Saved entries:
::::
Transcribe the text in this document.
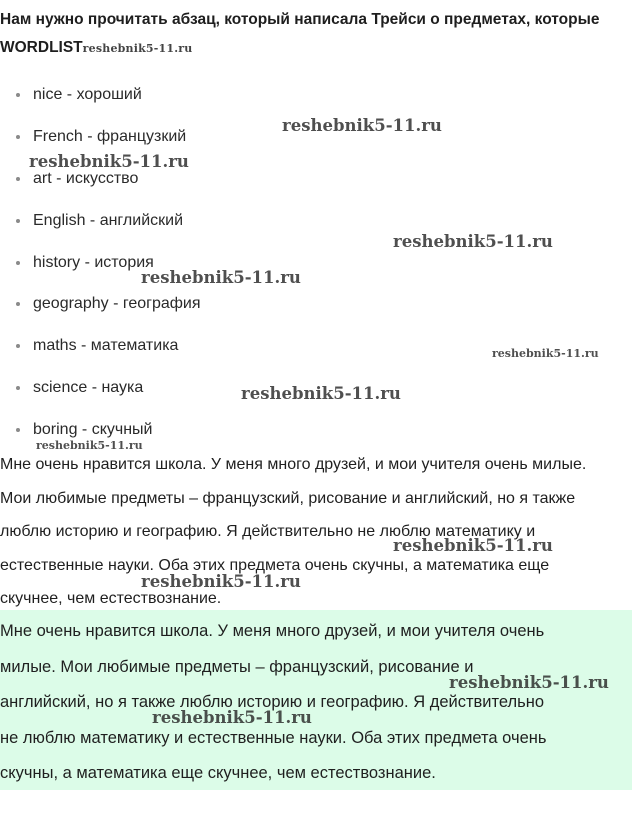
Нам нужно прочитать абзац, который написала Трейси о предметах, которые
WORDLISTreshebnik5-11.ru
nice - хороший
French - французкий
art - искусство
English - английский
history - история
geography - география
maths - математика
science - наука
boring - скучный
Мне очень нравится школа. У меня много друзей, и мои учителя очень милые.
Мои любимые предметы – французский, рисование и английский, но я также
люблю историю и географию. Я действительно не люблю математику и
естественные науки. Оба этих предмета очень скучны, а математика еще
скучнее, чем естествознание.
Мне очень нравится школа. У меня много друзей, и мои учителя очень
милые. Мои любимые предметы – французский, рисование и
английский, но я также люблю историю и географию. Я действительно
не люблю математику и естественные науки. Оба этих предмета очень
скучны, а математика еще скучнее, чем естествознание.
reshebnik5-11.ru
reshebnik5-11.ru
reshebnik5-11.ru
reshebnik5-11.ru
reshebnik5-11.ru
reshebnik5-11.ru
reshebnik5-11.ru
reshebnik5-11.ru
reshebnik5-11.ru
reshebnik5-11.ru
reshebnik5-11.ru
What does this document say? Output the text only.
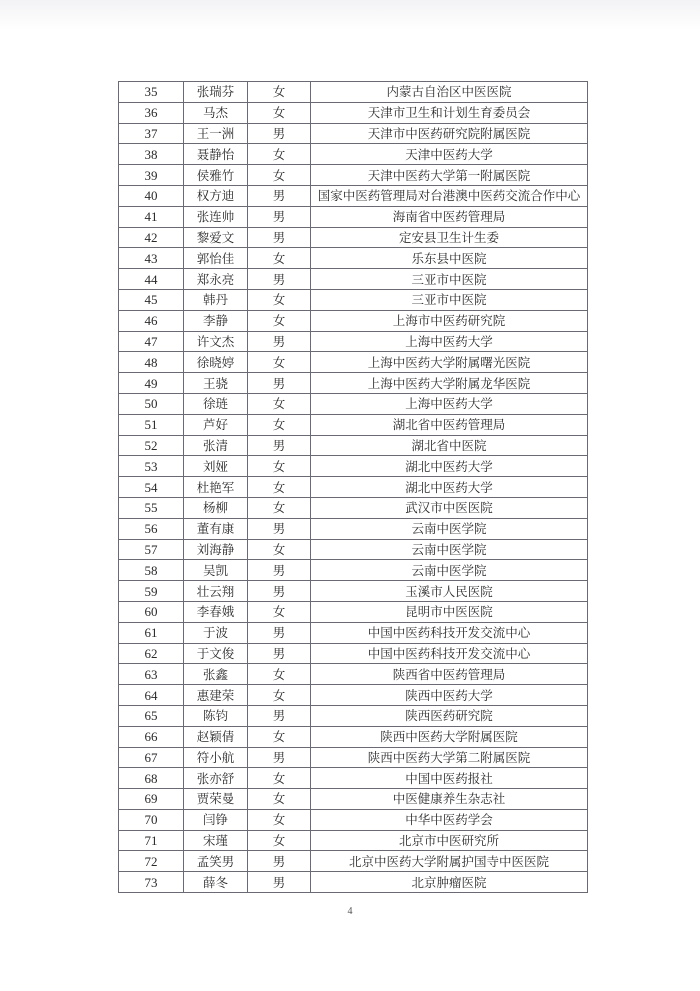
35	张瑞芬	女	内蒙古自治区中医医院
36	马杰	女	天津市卫生和计划生育委员会
37	王一洲	男	天津市中医药研究院附属医院
38	聂静怡	女	天津中医药大学
39	侯雅竹	女	天津中医药大学第一附属医院
40	权方迪	男	国家中医药管理局对台港澳中医药交流合作中心
41	张连帅	男	海南省中医药管理局
42	黎爱文	男	定安县卫生计生委
43	郭怡佳	女	乐东县中医院
44	郑永亮	男	三亚市中医院
45	韩丹	女	三亚市中医院
46	李静	女	上海市中医药研究院
47	许文杰	男	上海中医药大学
48	徐晓婷	女	上海中医药大学附属曙光医院
49	王骁	男	上海中医药大学附属龙华医院
50	徐琏	女	上海中医药大学
51	芦好	女	湖北省中医药管理局
52	张清	男	湖北省中医院
53	刘娅	女	湖北中医药大学
54	杜艳军	女	湖北中医药大学
55	杨柳	女	武汉市中医医院
56	董有康	男	云南中医学院
57	刘海静	女	云南中医学院
58	吴凯	男	云南中医学院
59	壮云翔	男	玉溪市人民医院
60	李春娥	女	昆明市中医医院
61	于波	男	中国中医药科技开发交流中心
62	于文俊	男	中国中医药科技开发交流中心
63	张鑫	女	陕西省中医药管理局
64	惠建荣	女	陕西中医药大学
65	陈钧	男	陕西医药研究院
66	赵颖倩	女	陕西中医药大学附属医院
67	符小航	男	陕西中医药大学第二附属医院
68	张亦舒	女	中国中医药报社
69	贾荣曼	女	中医健康养生杂志社
70	闫铮	女	中华中医药学会
71	宋瑾	女	北京市中医研究所
72	孟笑男	男	北京中医药大学附属护国寺中医医院
73	薛冬	男	北京肿瘤医院
4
::::
DESCRIPTION OF THE TASK:
List every line in the records above that contains the word "естественные".

THE REPLY:
естественные науки. Оба этих предмета очень скучны, а математика еще
не люблю математику и естественные науки. Оба этих предмета очень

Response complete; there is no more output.